To be done:
For the data that follows, report how many lines contain the word "Solar", and nothing else.

Provided data:
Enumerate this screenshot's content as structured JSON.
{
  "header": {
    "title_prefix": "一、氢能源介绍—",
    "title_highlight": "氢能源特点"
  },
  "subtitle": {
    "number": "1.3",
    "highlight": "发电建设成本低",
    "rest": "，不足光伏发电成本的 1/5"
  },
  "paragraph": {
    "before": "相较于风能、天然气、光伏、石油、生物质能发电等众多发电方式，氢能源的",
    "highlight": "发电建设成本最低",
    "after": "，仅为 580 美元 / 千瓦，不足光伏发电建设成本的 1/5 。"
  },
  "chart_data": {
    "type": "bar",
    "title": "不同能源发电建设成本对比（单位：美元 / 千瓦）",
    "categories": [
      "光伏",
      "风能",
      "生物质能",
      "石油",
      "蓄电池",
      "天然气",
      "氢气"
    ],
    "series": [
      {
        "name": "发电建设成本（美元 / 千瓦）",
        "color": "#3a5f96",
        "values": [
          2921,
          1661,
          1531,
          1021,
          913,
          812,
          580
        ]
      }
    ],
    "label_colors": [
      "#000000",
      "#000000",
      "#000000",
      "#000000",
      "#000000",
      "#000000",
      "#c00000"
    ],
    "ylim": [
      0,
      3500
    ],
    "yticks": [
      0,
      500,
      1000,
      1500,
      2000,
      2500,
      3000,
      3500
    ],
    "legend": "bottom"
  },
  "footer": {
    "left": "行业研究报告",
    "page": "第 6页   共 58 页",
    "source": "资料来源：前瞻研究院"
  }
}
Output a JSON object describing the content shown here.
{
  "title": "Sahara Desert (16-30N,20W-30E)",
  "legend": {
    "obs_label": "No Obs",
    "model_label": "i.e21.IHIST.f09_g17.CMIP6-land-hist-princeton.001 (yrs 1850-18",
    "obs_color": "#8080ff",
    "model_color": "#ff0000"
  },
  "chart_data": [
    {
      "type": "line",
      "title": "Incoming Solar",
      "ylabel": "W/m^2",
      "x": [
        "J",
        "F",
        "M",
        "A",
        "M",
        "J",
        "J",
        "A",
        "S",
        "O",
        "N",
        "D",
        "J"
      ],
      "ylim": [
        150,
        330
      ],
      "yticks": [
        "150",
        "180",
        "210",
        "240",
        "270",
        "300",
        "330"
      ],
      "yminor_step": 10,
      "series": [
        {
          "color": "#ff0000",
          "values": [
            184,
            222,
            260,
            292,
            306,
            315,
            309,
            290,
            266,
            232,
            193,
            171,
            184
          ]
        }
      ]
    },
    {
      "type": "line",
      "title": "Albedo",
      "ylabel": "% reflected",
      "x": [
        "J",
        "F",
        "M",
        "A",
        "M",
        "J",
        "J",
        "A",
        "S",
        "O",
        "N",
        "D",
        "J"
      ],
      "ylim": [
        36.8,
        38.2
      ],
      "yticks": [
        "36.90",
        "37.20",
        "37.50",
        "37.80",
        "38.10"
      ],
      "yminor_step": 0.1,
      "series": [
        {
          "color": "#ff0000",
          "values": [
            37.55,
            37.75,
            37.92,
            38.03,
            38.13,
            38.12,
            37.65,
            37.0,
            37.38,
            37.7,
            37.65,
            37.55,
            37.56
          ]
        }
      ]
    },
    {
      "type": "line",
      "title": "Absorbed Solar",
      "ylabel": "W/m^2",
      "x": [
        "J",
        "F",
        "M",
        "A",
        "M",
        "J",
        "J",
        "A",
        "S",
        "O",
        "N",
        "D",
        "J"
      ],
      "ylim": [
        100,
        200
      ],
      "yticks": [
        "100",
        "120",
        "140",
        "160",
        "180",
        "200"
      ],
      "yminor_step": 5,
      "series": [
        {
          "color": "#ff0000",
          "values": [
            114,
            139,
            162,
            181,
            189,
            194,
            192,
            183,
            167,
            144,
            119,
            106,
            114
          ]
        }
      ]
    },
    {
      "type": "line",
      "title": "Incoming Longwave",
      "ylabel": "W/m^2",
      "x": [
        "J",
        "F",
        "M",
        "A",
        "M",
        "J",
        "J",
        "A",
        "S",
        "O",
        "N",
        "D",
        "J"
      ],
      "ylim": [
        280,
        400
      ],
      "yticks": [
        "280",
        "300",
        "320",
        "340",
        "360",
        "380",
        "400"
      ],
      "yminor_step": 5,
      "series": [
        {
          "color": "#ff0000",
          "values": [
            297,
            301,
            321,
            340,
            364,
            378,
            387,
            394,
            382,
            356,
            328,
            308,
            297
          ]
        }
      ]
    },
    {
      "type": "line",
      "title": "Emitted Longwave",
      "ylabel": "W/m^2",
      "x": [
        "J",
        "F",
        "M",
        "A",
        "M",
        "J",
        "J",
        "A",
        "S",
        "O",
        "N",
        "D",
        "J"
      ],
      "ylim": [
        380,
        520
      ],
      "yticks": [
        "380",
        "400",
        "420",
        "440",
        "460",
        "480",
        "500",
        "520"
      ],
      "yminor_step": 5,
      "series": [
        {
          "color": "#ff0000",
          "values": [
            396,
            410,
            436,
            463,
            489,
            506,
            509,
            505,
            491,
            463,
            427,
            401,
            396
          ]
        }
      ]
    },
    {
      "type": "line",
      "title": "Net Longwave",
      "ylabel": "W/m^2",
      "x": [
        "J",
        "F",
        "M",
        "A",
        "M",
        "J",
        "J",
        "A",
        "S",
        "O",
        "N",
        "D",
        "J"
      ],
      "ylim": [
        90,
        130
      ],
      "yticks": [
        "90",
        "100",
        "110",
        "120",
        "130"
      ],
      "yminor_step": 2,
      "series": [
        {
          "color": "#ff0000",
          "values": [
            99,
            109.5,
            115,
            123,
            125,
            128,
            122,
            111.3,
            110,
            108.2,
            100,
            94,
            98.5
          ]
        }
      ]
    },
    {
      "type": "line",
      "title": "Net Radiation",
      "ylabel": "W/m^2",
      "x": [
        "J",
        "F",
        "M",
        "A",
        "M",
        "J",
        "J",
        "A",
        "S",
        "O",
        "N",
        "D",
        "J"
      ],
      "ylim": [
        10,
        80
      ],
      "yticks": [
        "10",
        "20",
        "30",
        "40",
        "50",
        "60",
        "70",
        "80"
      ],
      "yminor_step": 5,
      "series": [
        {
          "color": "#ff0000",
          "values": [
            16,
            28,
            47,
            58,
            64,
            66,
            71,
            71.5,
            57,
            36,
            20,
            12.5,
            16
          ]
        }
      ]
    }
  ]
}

Task solution:
2